Task prompt ▸ Your task is to find every line in the records that holds the string "West" and copy it.
──────── Data shown ────────
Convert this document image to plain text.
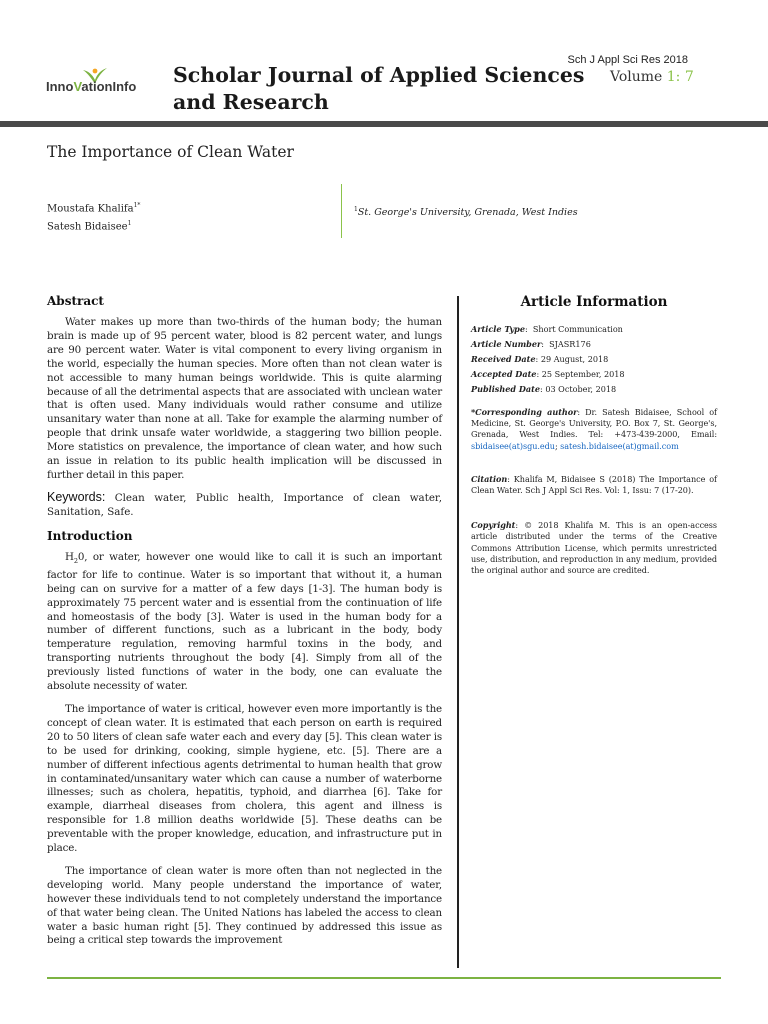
Sch J Appl Sci Res 2018
InnoVationInfo Scholar Journal of Applied Sciences and Research
Volume 1: 7
The Importance of Clean Water
Moustafa Khalifa$^{1*}$
Satesh Bidaisee$^1$
$^1$St. George's University, Grenada, West Indies
Abstract

Water makes up more than two-thirds of the human body; the human brain is made up of 95 percent water, blood is 82 percent water, and lungs are 90 percent water. Water is vital component to every living organism in the world, especially the human species. More often than not clean water is not accessible to many human beings worldwide. This is quite alarming because of all the detrimental aspects that are associated with unclean water that is often used. Many individuals would rather consume and utilize unsanitary water than none at all. Take for example the alarming number of people that drink unsafe water worldwide, a staggering two billion people. More statistics on prevalence, the importance of clean water, and how such an issue in relation to its public health implication will be discussed in further detail in this paper.

Keywords: Clean water, Public health, Importance of clean water, Sanitation, Safe.

Introduction

$H_20$, or water, however one would like to call it is such an important factor for life to continue. Water is so important that without it, a human being can on survive for a matter of a few days [1-3]. The human body is approximately 75 percent water and is essential from the continuation of life and homeostasis of the body [3]. Water is used in the human body for a number of different functions, such as a lubricant in the body, body temperature regulation, removing harmful toxins in the body, and transporting nutrients throughout the body [4]. Simply from all of the previously listed functions of water in the body, one can evaluate the absolute necessity of water.

The importance of water is critical, however even more importantly is the concept of clean water. It is estimated that each person on earth is required 20 to 50 liters of clean safe water each and every day [5]. This clean water is to be used for drinking, cooking, simple hygiene, etc. [5]. There are a number of different infectious agents detrimental to human health that grow in contaminated/unsanitary water which can cause a number of waterborne illnesses; such as cholera, hepatitis, typhoid, and diarrhea [6]. Take for example, diarrheal diseases from cholera, this agent and illness is responsible for 1.8 million deaths worldwide [5]. These deaths can be preventable with the proper knowledge, education, and infrastructure put in place.

The importance of clean water is more often than not neglected in the developing world. Many people understand the importance of water, however these individuals tend to not completely understand the importance of that water being clean. The United Nations has labeled the access to clean water a basic human right [5]. They continued by addressed this issue as being a critical step towards the improvement

Article Information
Article Type:  Short Communication
Article Number:  SJASR176
Received Date: 29 August, 2018
Accepted Date: 25 September, 2018
Published Date: 03 October, 2018

*Corresponding author: Dr. Satesh Bidaisee, School of Medicine, St. George's University, P.O. Box 7, St. George's, Grenada, West Indies. Tel: +473-439-2000, Email: sbidaisee(at)sgu.edu; satesh.bidaisee(at)gmail.com

Citation: Khalifa M, Bidaisee S (2018) The Importance of Clean Water. Sch J Appl Sci Res. Vol: 1, Issu: 7 (17-20).

Copyright: © 2018 Khalifa M. This is an open-access article distributed under the terms of the Creative Commons Attribution License, which permits unrestricted use, distribution, and reproduction in any medium, provided the original author and source are credited.
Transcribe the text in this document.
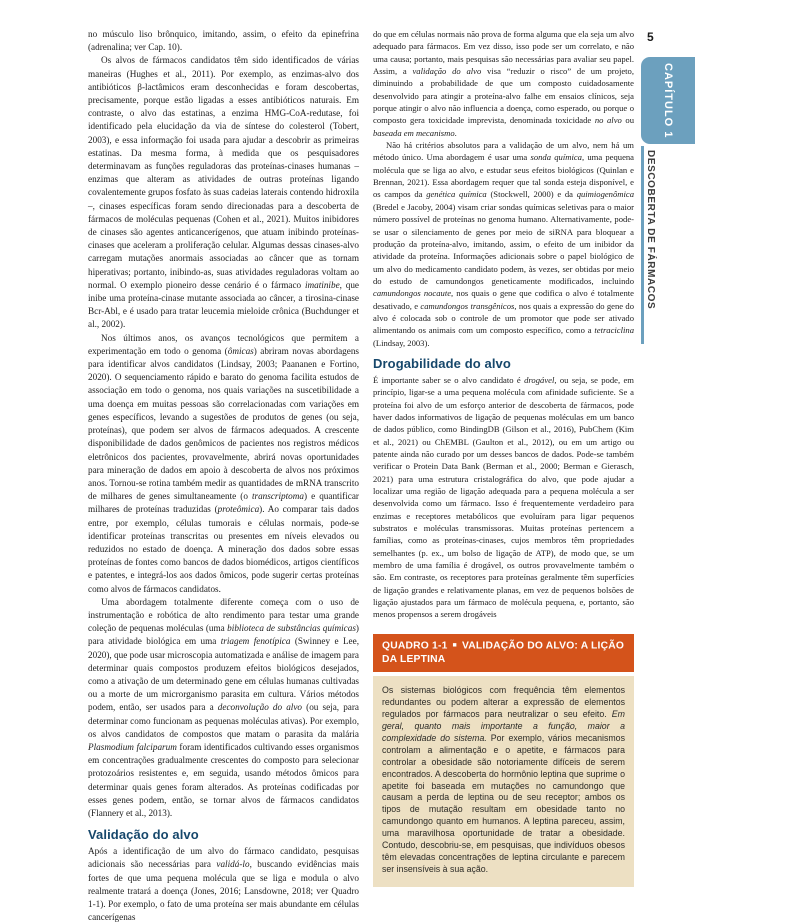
no músculo liso brônquico, imitando, assim, o efeito da epinefrina (adrenalina; ver Cap. 10).

Os alvos de fármacos candidatos têm sido identificados de várias maneiras (Hughes et al., 2011). Por exemplo, as enzimas-alvo dos antibióticos β-lactâmicos eram desconhecidas e foram descobertas, precisamente, porque estão ligadas a esses antibióticos naturais. Em contraste, o alvo das estatinas, a enzima HMG-CoA-redutase, foi identificado pela elucidação da via de síntese do colesterol (Tobert, 2003), e essa informação foi usada para ajudar a descobrir as primeiras estatinas. Da mesma forma, à medida que os pesquisadores determinavam as funções reguladoras das proteínas-cinases humanas – enzimas que alteram as atividades de outras proteínas ligando covalentemente grupos fosfato às suas cadeias laterais contendo hidroxila –, cinases específicas foram sendo direcionadas para a descoberta de fármacos de moléculas pequenas (Cohen et al., 2021). Muitos inibidores de cinases são agentes anticancerígenos, que atuam inibindo proteínas-cinases que aceleram a proliferação celular. Algumas dessas cinases-alvo carregam mutações anormais associadas ao câncer que as tornam hiperativas; portanto, inibindo-as, suas atividades reguladoras voltam ao normal. O exemplo pioneiro desse cenário é o fármaco imatinibe, que inibe uma proteína-cinase mutante associada ao câncer, a tirosina-cinase Bcr-Abl, e é usado para tratar leucemia mieloide crônica (Buchdunger et al., 2002).

Nos últimos anos, os avanços tecnológicos que permitem a experimentação em todo o genoma (ômicas) abriram novas abordagens para identificar alvos candidatos (Lindsay, 2003; Paananen e Fortino, 2020). O sequenciamento rápido e barato do genoma facilita estudos de associação em todo o genoma, nos quais variações na suscetibilidade a uma doença em muitas pessoas são correlacionadas com variações em genes específicos, levando a sugestões de produtos de genes (ou seja, proteínas), que podem ser alvos de fármacos adequados. A crescente disponibilidade de dados genômicos de pacientes nos registros médicos eletrônicos dos pacientes, provavelmente, abrirá novas oportunidades para mineração de dados em apoio à descoberta de alvos nos próximos anos. Tornou-se rotina também medir as quantidades de mRNA transcrito de milhares de genes simultaneamente (o transcriptoma) e quantificar milhares de proteínas traduzidas (proteômica). Ao comparar tais dados entre, por exemplo, células tumorais e células normais, pode-se identificar proteínas transcritas ou presentes em níveis elevados ou reduzidos no estado de doença. A mineração dos dados sobre essas proteínas de fontes como bancos de dados biomédicos, artigos científicos e patentes, e integrá-los aos dados ômicos, pode sugerir certas proteínas como alvos de fármacos candidatos.

Uma abordagem totalmente diferente começa com o uso de instrumentação e robótica de alto rendimento para testar uma grande coleção de pequenas moléculas (uma biblioteca de substâncias químicas) para atividade biológica em uma triagem fenotípica (Swinney e Lee, 2020), que pode usar microscopia automatizada e análise de imagem para determinar quais compostos produzem efeitos biológicos desejados, como a ativação de um determinado gene em células humanas cultivadas ou a morte de um microrganismo parasita em cultura. Vários métodos podem, então, ser usados para a deconvolução do alvo (ou seja, para determinar como funcionam as pequenas moléculas ativas). Por exemplo, os alvos candidatos de compostos que matam o parasita da malária Plasmodium falciparum foram identificados cultivando esses organismos em concentrações gradualmente crescentes do composto para selecionar protozoários resistentes e, em seguida, usando métodos ômicos para determinar quais genes foram alterados. As proteínas codificadas por esses genes podem, então, se tornar alvos de fármacos candidatos (Flannery et al., 2013).

Validação do alvo

Após a identificação de um alvo do fármaco candidato, pesquisas adicionais são necessárias para validá-lo, buscando evidências mais fortes de que uma pequena molécula que se liga e modula o alvo realmente tratará a doença (Jones, 2016; Lansdowne, 2018; ver Quadro 1-1). Por exemplo, o fato de uma proteína ser mais abundante em células cancerígenas

do que em células normais não prova de forma alguma que ela seja um alvo adequado para fármacos. Em vez disso, isso pode ser um correlato, e não uma causa; portanto, mais pesquisas são necessárias para avaliar seu papel. Assim, a validação do alvo visa “reduzir o risco” de um projeto, diminuindo a probabilidade de que um composto cuidadosamente desenvolvido para atingir a proteína-alvo falhe em ensaios clínicos, seja porque atingir o alvo não influencia a doença, como esperado, ou porque o composto gera toxicidade imprevista, denominada toxicidade no alvo ou baseada em mecanismo.

Não há critérios absolutos para a validação de um alvo, nem há um método único. Uma abordagem é usar uma sonda química, uma pequena molécula que se liga ao alvo, e estudar seus efeitos biológicos (Quinlan e Brennan, 2021). Essa abordagem requer que tal sonda esteja disponível, e os campos da genética química (Stockwell, 2000) e da quimiogenômica (Bredel e Jacoby, 2004) visam criar sondas químicas seletivas para o maior número possível de proteínas no genoma humano. Alternativamente, pode-se usar o silenciamento de genes por meio de siRNA para bloquear a produção da proteína-alvo, imitando, assim, o efeito de um inibidor da atividade da proteína. Informações adicionais sobre o papel biológico de um alvo do medicamento candidato podem, às vezes, ser obtidas por meio do estudo de camundongos geneticamente modificados, incluindo camundongos nocaute, nos quais o gene que codifica o alvo é totalmente desativado, e camundongos transgênicos, nos quais a expressão do gene do alvo é colocada sob o controle de um promotor que pode ser ativado alimentando os animais com um composto específico, como a tetraciclina (Lindsay, 2003).

Drogabilidade do alvo

É importante saber se o alvo candidato é drogável, ou seja, se pode, em princípio, ligar-se a uma pequena molécula com afinidade suficiente. Se a proteína foi alvo de um esforço anterior de descoberta de fármacos, pode haver dados informativos de ligação de pequenas moléculas em um banco de dados público, como BindingDB (Gilson et al., 2016), PubChem (Kim et al., 2021) ou ChEMBL (Gaulton et al., 2012), ou em um artigo ou patente ainda não curado por um desses bancos de dados. Pode-se também verificar o Protein Data Bank (Berman et al., 2000; Berman e Gierasch, 2021) para uma estrutura cristalográfica do alvo, que pode ajudar a localizar uma região de ligação adequada para a pequena molécula a ser desenvolvida como um fármaco. Isso é frequentemente verdadeiro para enzimas e receptores metabólicos que evoluíram para ligar pequenos substratos e moléculas transmissoras. Muitas proteínas pertencem a famílias, como as proteínas-cinases, cujos membros têm propriedades semelhantes (p. ex., um bolso de ligação de ATP), de modo que, se um membro de uma família é drogável, os outros provavelmente também o são. Em contraste, os receptores para proteínas geralmente têm superfícies de ligação grandes e relativamente planas, em vez de pequenos bolsões de ligação ajustados para um fármaco de molécula pequena, e, portanto, são menos propensos a serem drogáveis

QUADRO 1-1 ■ VALIDAÇÃO DO ALVO: A LIÇÃO DA LEPTINA

Os sistemas biológicos com frequência têm elementos redundantes ou podem alterar a expressão de elementos regulados por fármacos para neutralizar o seu efeito. Em geral, quanto mais importante a função, maior a complexidade do sistema. Por exemplo, vários mecanismos controlam a alimentação e o apetite, e fármacos para controlar a obesidade são notoriamente difíceis de serem encontrados. A descoberta do hormônio leptina que suprime o apetite foi baseada em mutações no camundongo que causam a perda de leptina ou de seu receptor; ambos os tipos de mutação resultam em obesidade tanto no camundongo quanto em humanos. A leptina pareceu, assim, uma maravilhosa oportunidade de tratar a obesidade. Contudo, descobriu-se, em pesquisas, que indivíduos obesos têm elevadas concentrações de leptina circulante e parecem ser insensíveis à sua ação.

5
CAPÍTULO 1
DESCOBERTA DE FÁRMACOS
────────
Exercise output ▸
$^1$St. George's University, Grenada, West Indies
*Corresponding author: Dr. Satesh Bidaisee, School of Medicine, St. George's University, P.O. Box 7, St. George's, Grenada, West Indies. Tel: +473-439-2000, Email: sbidaisee(at)sgu.edu; satesh.bidaisee(at)gmail.com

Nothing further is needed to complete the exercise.